■ Task directions:
Where a line holds the string "structured", return that line.

■ Records shown:
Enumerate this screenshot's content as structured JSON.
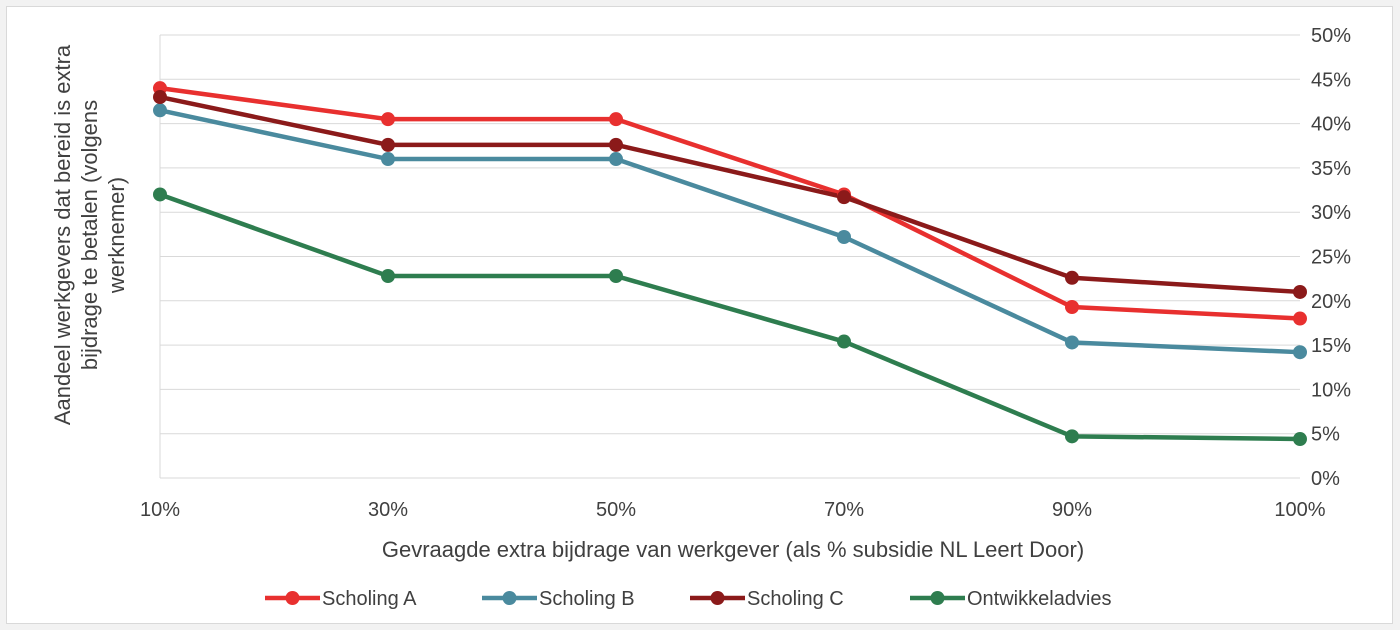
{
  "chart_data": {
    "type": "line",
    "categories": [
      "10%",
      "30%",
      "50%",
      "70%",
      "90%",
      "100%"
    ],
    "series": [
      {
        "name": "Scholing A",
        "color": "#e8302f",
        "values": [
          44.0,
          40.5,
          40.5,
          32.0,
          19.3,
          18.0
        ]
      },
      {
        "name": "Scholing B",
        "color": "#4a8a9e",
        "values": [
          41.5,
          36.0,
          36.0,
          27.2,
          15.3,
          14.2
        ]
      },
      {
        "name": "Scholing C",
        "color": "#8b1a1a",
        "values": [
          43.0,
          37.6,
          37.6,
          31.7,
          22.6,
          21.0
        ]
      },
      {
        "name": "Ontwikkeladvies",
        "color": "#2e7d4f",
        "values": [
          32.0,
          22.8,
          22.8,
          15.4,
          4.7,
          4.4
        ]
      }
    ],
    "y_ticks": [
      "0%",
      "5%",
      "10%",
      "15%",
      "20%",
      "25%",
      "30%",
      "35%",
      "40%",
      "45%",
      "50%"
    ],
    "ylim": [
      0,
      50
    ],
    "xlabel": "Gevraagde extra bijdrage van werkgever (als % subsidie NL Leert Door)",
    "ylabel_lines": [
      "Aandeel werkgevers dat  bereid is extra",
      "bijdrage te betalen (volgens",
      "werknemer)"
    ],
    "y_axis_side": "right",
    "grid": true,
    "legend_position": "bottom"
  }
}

...

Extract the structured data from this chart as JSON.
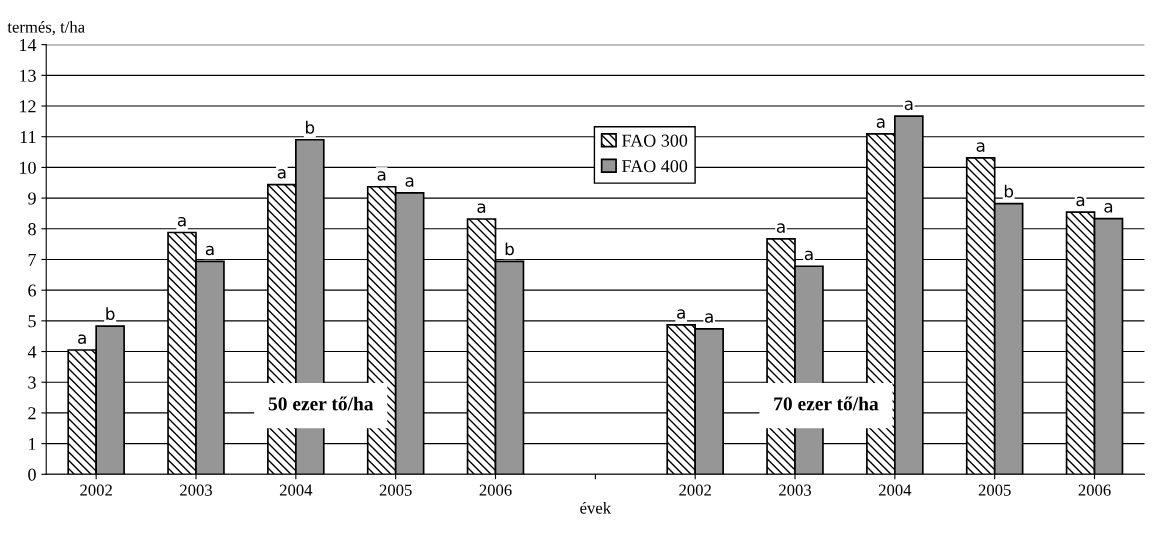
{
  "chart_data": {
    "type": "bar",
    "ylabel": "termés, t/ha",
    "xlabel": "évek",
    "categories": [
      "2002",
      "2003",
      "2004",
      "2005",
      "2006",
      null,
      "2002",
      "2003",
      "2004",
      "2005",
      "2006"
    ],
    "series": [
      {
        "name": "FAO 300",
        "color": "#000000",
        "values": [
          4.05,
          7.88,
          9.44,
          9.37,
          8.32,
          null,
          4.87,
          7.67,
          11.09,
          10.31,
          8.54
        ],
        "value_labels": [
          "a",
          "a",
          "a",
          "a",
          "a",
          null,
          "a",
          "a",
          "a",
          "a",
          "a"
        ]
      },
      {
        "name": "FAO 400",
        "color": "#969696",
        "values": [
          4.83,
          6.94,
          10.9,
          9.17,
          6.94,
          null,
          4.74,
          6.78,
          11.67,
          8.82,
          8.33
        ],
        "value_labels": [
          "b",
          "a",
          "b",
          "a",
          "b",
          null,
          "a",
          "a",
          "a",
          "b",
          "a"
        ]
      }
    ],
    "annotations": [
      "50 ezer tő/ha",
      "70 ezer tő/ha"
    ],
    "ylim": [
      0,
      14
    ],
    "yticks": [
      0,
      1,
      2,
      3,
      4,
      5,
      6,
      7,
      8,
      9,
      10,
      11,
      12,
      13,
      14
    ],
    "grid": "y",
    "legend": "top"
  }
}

---

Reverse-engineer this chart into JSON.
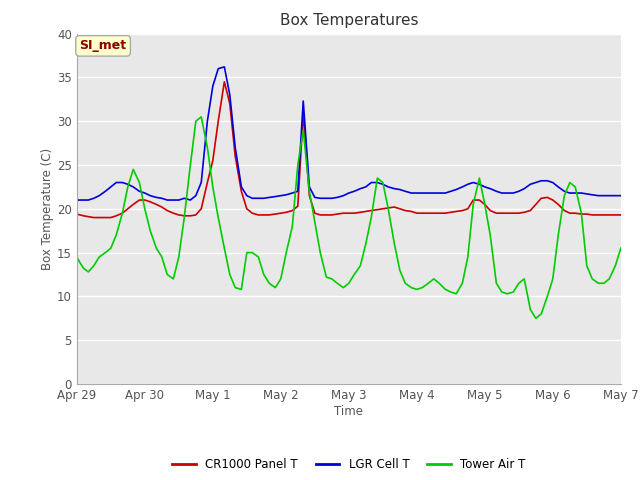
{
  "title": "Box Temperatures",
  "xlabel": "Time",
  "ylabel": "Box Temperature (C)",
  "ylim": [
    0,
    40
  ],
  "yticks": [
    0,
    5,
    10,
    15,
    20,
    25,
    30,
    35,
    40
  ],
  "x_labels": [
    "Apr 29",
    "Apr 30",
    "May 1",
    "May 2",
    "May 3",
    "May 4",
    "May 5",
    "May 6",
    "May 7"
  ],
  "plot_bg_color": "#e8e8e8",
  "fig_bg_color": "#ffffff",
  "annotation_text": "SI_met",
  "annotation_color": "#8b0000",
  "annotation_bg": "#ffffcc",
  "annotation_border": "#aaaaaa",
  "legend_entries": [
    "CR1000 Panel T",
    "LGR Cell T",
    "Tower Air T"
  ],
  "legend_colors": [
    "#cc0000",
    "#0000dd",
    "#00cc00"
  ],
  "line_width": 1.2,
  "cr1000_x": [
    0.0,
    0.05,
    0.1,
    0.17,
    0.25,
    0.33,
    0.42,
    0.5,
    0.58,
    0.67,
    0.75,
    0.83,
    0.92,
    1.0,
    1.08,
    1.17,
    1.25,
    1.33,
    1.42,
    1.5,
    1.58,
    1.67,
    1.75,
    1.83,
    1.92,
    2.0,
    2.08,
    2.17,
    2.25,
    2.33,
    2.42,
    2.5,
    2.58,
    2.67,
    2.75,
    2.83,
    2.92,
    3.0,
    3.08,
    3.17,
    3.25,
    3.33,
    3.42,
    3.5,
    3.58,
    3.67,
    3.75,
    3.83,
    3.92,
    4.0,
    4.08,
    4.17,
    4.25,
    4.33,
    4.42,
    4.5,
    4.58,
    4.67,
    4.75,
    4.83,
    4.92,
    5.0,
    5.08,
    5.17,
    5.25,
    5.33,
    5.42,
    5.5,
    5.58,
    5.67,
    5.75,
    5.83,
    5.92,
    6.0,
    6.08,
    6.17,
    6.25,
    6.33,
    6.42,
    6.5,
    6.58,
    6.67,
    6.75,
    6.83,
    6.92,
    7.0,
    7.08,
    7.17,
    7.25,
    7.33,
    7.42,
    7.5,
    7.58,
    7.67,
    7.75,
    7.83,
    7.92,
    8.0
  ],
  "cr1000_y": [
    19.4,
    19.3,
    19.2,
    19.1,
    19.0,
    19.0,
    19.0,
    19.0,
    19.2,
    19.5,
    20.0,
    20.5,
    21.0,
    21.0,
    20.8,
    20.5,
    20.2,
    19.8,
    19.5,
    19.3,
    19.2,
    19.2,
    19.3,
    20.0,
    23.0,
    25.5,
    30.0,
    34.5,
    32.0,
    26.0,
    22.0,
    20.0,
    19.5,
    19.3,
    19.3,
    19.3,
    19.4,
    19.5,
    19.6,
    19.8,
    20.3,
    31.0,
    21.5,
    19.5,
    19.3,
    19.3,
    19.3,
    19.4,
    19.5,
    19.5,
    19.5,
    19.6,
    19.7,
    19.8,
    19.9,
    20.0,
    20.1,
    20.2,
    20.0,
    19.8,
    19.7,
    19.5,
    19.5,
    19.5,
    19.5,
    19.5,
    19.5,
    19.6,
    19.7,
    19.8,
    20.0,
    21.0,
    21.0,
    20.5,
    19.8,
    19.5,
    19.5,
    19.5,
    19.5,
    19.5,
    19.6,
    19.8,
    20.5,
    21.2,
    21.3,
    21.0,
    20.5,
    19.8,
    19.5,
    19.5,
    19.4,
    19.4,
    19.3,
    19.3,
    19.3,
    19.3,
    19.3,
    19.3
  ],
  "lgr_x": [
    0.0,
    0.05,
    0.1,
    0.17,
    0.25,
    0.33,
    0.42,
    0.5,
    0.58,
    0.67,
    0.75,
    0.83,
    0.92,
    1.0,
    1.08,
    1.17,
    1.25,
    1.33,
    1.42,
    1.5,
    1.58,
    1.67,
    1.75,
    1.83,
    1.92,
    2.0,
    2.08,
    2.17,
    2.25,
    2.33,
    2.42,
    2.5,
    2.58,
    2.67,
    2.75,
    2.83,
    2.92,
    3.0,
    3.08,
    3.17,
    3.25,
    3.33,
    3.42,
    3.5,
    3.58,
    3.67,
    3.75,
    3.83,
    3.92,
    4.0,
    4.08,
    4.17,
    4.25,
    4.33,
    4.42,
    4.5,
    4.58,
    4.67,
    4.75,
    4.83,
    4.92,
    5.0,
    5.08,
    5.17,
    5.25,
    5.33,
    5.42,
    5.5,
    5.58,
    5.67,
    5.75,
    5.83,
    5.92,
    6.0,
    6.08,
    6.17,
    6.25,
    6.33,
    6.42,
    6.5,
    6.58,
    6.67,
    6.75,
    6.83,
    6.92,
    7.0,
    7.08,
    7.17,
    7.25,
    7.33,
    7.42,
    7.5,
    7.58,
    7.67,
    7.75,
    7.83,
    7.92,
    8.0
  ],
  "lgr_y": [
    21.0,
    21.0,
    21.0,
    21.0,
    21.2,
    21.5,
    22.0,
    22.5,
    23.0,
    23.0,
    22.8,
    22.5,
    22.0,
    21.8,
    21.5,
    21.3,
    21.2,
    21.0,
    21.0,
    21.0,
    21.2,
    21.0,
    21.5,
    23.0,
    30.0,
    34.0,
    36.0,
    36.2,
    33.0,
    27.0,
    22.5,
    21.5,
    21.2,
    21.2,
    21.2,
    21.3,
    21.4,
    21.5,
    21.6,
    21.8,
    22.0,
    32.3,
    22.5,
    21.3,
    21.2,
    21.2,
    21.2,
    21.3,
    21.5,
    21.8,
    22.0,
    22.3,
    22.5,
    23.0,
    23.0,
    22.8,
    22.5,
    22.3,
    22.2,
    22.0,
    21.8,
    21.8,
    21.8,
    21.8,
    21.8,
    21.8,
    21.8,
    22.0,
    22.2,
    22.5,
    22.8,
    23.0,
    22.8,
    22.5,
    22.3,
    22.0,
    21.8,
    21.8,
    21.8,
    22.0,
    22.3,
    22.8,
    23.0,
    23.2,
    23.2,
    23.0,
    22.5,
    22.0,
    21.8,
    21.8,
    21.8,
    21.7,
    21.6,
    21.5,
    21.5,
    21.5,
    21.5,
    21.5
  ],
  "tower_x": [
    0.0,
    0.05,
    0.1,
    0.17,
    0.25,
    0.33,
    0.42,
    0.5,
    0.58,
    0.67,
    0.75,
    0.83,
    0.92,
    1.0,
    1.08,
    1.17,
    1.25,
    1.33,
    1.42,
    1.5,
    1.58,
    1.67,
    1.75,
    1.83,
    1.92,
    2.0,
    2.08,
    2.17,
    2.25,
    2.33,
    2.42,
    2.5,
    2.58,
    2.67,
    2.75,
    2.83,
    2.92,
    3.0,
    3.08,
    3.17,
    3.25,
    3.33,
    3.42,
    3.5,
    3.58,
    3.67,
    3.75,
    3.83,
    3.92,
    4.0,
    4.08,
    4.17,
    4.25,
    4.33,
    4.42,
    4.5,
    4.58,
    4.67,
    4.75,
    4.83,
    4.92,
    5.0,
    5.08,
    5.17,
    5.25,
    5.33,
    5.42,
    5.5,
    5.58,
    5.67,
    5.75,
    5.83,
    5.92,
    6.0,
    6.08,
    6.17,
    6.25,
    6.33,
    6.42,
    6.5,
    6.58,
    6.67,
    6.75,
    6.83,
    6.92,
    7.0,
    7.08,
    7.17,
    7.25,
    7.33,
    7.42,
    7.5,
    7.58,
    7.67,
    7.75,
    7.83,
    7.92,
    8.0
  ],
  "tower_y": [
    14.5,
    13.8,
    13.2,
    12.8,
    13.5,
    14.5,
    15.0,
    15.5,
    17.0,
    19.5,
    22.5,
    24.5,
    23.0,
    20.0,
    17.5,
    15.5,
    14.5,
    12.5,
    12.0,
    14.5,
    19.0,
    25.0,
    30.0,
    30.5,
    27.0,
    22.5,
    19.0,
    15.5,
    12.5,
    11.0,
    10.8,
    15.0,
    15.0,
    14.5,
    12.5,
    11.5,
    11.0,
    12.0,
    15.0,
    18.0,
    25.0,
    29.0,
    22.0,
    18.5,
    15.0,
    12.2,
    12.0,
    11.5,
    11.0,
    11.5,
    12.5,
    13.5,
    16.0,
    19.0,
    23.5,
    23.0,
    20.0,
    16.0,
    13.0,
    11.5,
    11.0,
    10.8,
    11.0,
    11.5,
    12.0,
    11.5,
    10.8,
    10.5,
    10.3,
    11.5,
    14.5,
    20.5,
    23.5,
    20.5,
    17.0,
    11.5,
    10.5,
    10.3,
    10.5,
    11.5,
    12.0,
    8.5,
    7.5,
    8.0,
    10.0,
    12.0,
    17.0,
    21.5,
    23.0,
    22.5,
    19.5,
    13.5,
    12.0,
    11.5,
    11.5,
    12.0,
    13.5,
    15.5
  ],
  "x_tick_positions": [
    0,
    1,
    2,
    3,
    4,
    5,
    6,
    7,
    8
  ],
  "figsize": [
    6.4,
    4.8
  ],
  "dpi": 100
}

■ Reply:
Enumerate this screenshot's content as structured JSON.
Extract the structured data from this chart as JSON.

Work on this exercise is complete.